TASK TO CARRY OUT – Repeat the entire listing exactly as written.

Extracted data entries:
┏━━

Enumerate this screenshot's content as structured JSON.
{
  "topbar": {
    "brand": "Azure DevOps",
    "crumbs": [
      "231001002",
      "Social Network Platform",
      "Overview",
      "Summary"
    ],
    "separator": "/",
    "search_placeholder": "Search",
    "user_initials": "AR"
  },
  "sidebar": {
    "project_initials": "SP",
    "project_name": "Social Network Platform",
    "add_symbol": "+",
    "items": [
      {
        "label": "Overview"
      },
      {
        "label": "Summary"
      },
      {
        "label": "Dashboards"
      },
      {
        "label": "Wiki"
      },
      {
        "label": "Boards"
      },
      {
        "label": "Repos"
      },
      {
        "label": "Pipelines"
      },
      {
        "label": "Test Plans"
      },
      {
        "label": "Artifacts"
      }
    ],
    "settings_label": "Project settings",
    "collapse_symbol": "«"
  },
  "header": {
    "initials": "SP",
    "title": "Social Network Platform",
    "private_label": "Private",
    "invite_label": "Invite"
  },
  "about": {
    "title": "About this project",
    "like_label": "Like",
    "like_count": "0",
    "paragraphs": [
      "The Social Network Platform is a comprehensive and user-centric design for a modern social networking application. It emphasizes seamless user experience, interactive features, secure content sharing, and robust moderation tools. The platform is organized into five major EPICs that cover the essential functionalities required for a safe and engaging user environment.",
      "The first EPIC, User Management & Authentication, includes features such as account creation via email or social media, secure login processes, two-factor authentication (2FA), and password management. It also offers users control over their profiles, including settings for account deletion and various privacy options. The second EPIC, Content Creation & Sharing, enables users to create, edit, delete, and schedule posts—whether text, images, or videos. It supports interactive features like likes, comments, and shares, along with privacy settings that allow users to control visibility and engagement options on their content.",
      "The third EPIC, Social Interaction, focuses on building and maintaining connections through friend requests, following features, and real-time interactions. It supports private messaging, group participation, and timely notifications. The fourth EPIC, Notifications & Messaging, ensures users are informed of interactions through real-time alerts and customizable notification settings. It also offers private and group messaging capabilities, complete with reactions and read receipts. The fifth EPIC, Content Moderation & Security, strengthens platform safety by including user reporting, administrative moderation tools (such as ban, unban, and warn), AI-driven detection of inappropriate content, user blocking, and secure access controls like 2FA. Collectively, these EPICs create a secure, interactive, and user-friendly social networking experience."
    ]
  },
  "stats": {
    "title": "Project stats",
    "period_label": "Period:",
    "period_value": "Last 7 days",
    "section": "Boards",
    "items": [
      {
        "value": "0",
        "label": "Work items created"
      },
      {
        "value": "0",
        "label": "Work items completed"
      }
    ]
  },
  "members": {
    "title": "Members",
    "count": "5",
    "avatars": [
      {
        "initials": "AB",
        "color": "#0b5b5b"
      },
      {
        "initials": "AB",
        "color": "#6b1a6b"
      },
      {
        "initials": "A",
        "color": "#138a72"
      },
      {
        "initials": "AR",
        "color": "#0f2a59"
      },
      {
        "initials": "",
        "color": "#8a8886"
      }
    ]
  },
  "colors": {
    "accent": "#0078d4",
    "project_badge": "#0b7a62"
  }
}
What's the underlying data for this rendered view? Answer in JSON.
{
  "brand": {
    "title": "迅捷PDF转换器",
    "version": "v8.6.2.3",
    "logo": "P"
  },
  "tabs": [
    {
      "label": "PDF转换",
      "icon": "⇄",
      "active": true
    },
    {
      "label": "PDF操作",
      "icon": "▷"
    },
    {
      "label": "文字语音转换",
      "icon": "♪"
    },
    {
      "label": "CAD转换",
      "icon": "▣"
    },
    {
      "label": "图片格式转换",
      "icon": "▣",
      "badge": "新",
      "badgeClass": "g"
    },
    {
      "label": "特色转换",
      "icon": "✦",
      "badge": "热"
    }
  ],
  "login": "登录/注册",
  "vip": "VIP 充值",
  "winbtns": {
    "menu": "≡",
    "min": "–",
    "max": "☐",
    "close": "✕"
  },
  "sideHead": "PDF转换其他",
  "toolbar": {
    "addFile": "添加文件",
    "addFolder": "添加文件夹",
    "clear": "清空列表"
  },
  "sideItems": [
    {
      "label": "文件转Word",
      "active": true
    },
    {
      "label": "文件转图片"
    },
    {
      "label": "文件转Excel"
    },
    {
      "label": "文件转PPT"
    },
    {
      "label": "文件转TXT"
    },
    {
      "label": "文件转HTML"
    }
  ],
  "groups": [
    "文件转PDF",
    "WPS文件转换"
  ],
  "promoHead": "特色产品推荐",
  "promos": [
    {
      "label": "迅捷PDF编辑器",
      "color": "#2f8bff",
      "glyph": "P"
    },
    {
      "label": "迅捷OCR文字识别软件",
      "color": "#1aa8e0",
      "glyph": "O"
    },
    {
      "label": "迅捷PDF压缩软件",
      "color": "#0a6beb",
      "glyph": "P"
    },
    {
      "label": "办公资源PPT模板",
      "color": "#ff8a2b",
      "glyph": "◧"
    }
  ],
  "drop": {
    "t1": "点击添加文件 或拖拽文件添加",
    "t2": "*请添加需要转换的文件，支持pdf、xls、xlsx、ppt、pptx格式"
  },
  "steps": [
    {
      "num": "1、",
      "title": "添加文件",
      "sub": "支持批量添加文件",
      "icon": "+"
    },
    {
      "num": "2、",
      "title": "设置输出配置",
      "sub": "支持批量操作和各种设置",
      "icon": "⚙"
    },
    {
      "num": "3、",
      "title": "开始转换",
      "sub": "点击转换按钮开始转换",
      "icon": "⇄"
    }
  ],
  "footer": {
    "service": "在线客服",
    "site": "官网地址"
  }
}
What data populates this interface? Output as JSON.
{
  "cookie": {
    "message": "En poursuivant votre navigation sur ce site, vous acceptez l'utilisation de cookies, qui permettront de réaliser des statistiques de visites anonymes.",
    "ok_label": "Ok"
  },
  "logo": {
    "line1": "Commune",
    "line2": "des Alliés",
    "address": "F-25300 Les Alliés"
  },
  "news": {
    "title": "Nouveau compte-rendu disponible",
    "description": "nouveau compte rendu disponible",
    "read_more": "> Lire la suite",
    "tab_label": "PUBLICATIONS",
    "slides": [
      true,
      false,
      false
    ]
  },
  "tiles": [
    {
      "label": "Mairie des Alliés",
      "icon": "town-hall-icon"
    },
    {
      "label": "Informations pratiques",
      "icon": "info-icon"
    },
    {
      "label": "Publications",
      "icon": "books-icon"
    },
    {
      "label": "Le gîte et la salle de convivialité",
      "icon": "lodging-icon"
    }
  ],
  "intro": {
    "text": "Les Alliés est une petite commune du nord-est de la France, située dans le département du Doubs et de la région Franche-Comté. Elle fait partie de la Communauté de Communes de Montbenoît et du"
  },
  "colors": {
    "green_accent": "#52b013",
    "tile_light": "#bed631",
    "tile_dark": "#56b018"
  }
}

┗━━

TASK SOLUTION –
Enumerate this screenshot's content as structured JSON.
{
  "topbar": {
    "brand": "Azure DevOps",
    "crumbs": [
      "231001002",
      "Social Network Platform",
      "Overview",
      "Summary"
    ],
    "separator": "/",
    "search_placeholder": "Search",
    "user_initials": "AR"
  },
  "sidebar": {
    "project_initials": "SP",
    "project_name": "Social Network Platform",
    "add_symbol": "+",
    "items": [
      {
        "label": "Overview"
      },
      {
        "label": "Summary"
      },
      {
        "label": "Dashboards"
      },
      {
        "label": "Wiki"
      },
      {
        "label": "Boards"
      },
      {
        "label": "Repos"
      },
      {
        "label": "Pipelines"
      },
      {
        "label": "Test Plans"
      },
      {
        "label": "Artifacts"
      }
    ],
    "settings_label": "Project settings",
    "collapse_symbol": "«"
  },
  "header": {
    "initials": "SP",
    "title": "Social Network Platform",
    "private_label": "Private",
    "invite_label": "Invite"
  },
  "about": {
    "title": "About this project",
    "like_label": "Like",
    "like_count": "0",
    "paragraphs": [
      "The Social Network Platform is a comprehensive and user-centric design for a modern social networking application. It emphasizes seamless user experience, interactive features, secure content sharing, and robust moderation tools. The platform is organized into five major EPICs that cover the essential functionalities required for a safe and engaging user environment.",
      "The first EPIC, User Management & Authentication, includes features such as account creation via email or social media, secure login processes, two-factor authentication (2FA), and password management. It also offers users control over their profiles, including settings for account deletion and various privacy options. The second EPIC, Content Creation & Sharing, enables users to create, edit, delete, and schedule posts—whether text, images, or videos. It supports interactive features like likes, comments, and shares, along with privacy settings that allow users to control visibility and engagement options on their content.",
      "The third EPIC, Social Interaction, focuses on building and maintaining connections through friend requests, following features, and real-time interactions. It supports private messaging, group participation, and timely notifications. The fourth EPIC, Notifications & Messaging, ensures users are informed of interactions through real-time alerts and customizable notification settings. It also offers private and group messaging capabilities, complete with reactions and read receipts. The fifth EPIC, Content Moderation & Security, strengthens platform safety by including user reporting, administrative moderation tools (such as ban, unban, and warn), AI-driven detection of inappropriate content, user blocking, and secure access controls like 2FA. Collectively, these EPICs create a secure, interactive, and user-friendly social networking experience."
    ]
  },
  "stats": {
    "title": "Project stats",
    "period_label": "Period:",
    "period_value": "Last 7 days",
    "section": "Boards",
    "items": [
      {
        "value": "0",
        "label": "Work items created"
      },
      {
        "value": "0",
        "label": "Work items completed"
      }
    ]
  },
  "members": {
    "title": "Members",
    "count": "5",
    "avatars": [
      {
        "initials": "AB",
        "color": "#0b5b5b"
      },
      {
        "initials": "AB",
        "color": "#6b1a6b"
      },
      {
        "initials": "A",
        "color": "#138a72"
      },
      {
        "initials": "AR",
        "color": "#0f2a59"
      },
      {
        "initials": "",
        "color": "#8a8886"
      }
    ]
  },
  "colors": {
    "accent": "#0078d4",
    "project_badge": "#0b7a62"
  }
}
What's the underlying data for this rendered view? Answer in JSON.
{
  "brand": {
    "title": "迅捷PDF转换器",
    "version": "v8.6.2.3",
    "logo": "P"
  },
  "tabs": [
    {
      "label": "PDF转换",
      "icon": "⇄",
      "active": true
    },
    {
      "label": "PDF操作",
      "icon": "▷"
    },
    {
      "label": "文字语音转换",
      "icon": "♪"
    },
    {
      "label": "CAD转换",
      "icon": "▣"
    },
    {
      "label": "图片格式转换",
      "icon": "▣",
      "badge": "新",
      "badgeClass": "g"
    },
    {
      "label": "特色转换",
      "icon": "✦",
      "badge": "热"
    }
  ],
  "login": "登录/注册",
  "vip": "VIP 充值",
  "winbtns": {
    "menu": "≡",
    "min": "–",
    "max": "☐",
    "close": "✕"
  },
  "sideHead": "PDF转换其他",
  "toolbar": {
    "addFile": "添加文件",
    "addFolder": "添加文件夹",
    "clear": "清空列表"
  },
  "sideItems": [
    {
      "label": "文件转Word",
      "active": true
    },
    {
      "label": "文件转图片"
    },
    {
      "label": "文件转Excel"
    },
    {
      "label": "文件转PPT"
    },
    {
      "label": "文件转TXT"
    },
    {
      "label": "文件转HTML"
    }
  ],
  "groups": [
    "文件转PDF",
    "WPS文件转换"
  ],
  "promoHead": "特色产品推荐",
  "promos": [
    {
      "label": "迅捷PDF编辑器",
      "color": "#2f8bff",
      "glyph": "P"
    },
    {
      "label": "迅捷OCR文字识别软件",
      "color": "#1aa8e0",
      "glyph": "O"
    },
    {
      "label": "迅捷PDF压缩软件",
      "color": "#0a6beb",
      "glyph": "P"
    },
    {
      "label": "办公资源PPT模板",
      "color": "#ff8a2b",
      "glyph": "◧"
    }
  ],
  "drop": {
    "t1": "点击添加文件 或拖拽文件添加",
    "t2": "*请添加需要转换的文件，支持pdf、xls、xlsx、ppt、pptx格式"
  },
  "steps": [
    {
      "num": "1、",
      "title": "添加文件",
      "sub": "支持批量添加文件",
      "icon": "+"
    },
    {
      "num": "2、",
      "title": "设置输出配置",
      "sub": "支持批量操作和各种设置",
      "icon": "⚙"
    },
    {
      "num": "3、",
      "title": "开始转换",
      "sub": "点击转换按钮开始转换",
      "icon": "⇄"
    }
  ],
  "footer": {
    "service": "在线客服",
    "site": "官网地址"
  }
}
What data populates this interface? Output as JSON.
{
  "cookie": {
    "message": "En poursuivant votre navigation sur ce site, vous acceptez l'utilisation de cookies, qui permettront de réaliser des statistiques de visites anonymes.",
    "ok_label": "Ok"
  },
  "logo": {
    "line1": "Commune",
    "line2": "des Alliés",
    "address": "F-25300 Les Alliés"
  },
  "news": {
    "title": "Nouveau compte-rendu disponible",
    "description": "nouveau compte rendu disponible",
    "read_more": "> Lire la suite",
    "tab_label": "PUBLICATIONS",
    "slides": [
      true,
      false,
      false
    ]
  },
  "tiles": [
    {
      "label": "Mairie des Alliés",
      "icon": "town-hall-icon"
    },
    {
      "label": "Informations pratiques",
      "icon": "info-icon"
    },
    {
      "label": "Publications",
      "icon": "books-icon"
    },
    {
      "label": "Le gîte et la salle de convivialité",
      "icon": "lodging-icon"
    }
  ],
  "intro": {
    "text": "Les Alliés est une petite commune du nord-est de la France, située dans le département du Doubs et de la région Franche-Comté. Elle fait partie de la Communauté de Communes de Montbenoît et du"
  },
  "colors": {
    "green_accent": "#52b013",
    "tile_light": "#bed631",
    "tile_dark": "#56b018"
  }
}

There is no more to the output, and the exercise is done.